======== RECORDS TO PROCESS

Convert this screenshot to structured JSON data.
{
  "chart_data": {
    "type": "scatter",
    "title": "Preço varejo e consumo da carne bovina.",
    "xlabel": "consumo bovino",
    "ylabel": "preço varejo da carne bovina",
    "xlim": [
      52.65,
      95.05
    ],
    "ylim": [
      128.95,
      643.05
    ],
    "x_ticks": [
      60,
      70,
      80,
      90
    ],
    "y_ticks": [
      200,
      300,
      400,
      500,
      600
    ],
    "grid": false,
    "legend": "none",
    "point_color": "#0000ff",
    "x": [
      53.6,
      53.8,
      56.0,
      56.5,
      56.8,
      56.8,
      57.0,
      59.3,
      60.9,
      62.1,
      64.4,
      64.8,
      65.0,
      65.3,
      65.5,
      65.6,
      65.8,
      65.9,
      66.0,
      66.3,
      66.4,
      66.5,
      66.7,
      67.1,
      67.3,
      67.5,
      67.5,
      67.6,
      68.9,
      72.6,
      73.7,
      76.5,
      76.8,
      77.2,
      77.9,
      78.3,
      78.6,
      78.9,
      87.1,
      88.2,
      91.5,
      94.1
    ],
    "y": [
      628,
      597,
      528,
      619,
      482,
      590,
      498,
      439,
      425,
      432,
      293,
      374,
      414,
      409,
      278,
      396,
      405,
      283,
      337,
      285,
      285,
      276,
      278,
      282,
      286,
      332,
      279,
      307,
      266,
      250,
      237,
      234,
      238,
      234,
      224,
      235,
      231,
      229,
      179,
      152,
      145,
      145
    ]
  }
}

================

__SET TASK__
Quote each line of the listing above exactly.

__FINAL ANSWER__
Convert this screenshot to structured JSON data.
{
  "chart_data": {
    "type": "scatter",
    "title": "Preço varejo e consumo da carne bovina.",
    "xlabel": "consumo bovino",
    "ylabel": "preço varejo da carne bovina",
    "xlim": [
      52.65,
      95.05
    ],
    "ylim": [
      128.95,
      643.05
    ],
    "x_ticks": [
      60,
      70,
      80,
      90
    ],
    "y_ticks": [
      200,
      300,
      400,
      500,
      600
    ],
    "grid": false,
    "legend": "none",
    "point_color": "#0000ff",
    "x": [
      53.6,
      53.8,
      56.0,
      56.5,
      56.8,
      56.8,
      57.0,
      59.3,
      60.9,
      62.1,
      64.4,
      64.8,
      65.0,
      65.3,
      65.5,
      65.6,
      65.8,
      65.9,
      66.0,
      66.3,
      66.4,
      66.5,
      66.7,
      67.1,
      67.3,
      67.5,
      67.5,
      67.6,
      68.9,
      72.6,
      73.7,
      76.5,
      76.8,
      77.2,
      77.9,
      78.3,
      78.6,
      78.9,
      87.1,
      88.2,
      91.5,
      94.1
    ],
    "y": [
      628,
      597,
      528,
      619,
      482,
      590,
      498,
      439,
      425,
      432,
      293,
      374,
      414,
      409,
      278,
      396,
      405,
      283,
      337,
      285,
      285,
      276,
      278,
      282,
      286,
      332,
      279,
      307,
      266,
      250,
      237,
      234,
      238,
      234,
      224,
      235,
      231,
      229,
      179,
      152,
      145,
      145
    ]
  }
}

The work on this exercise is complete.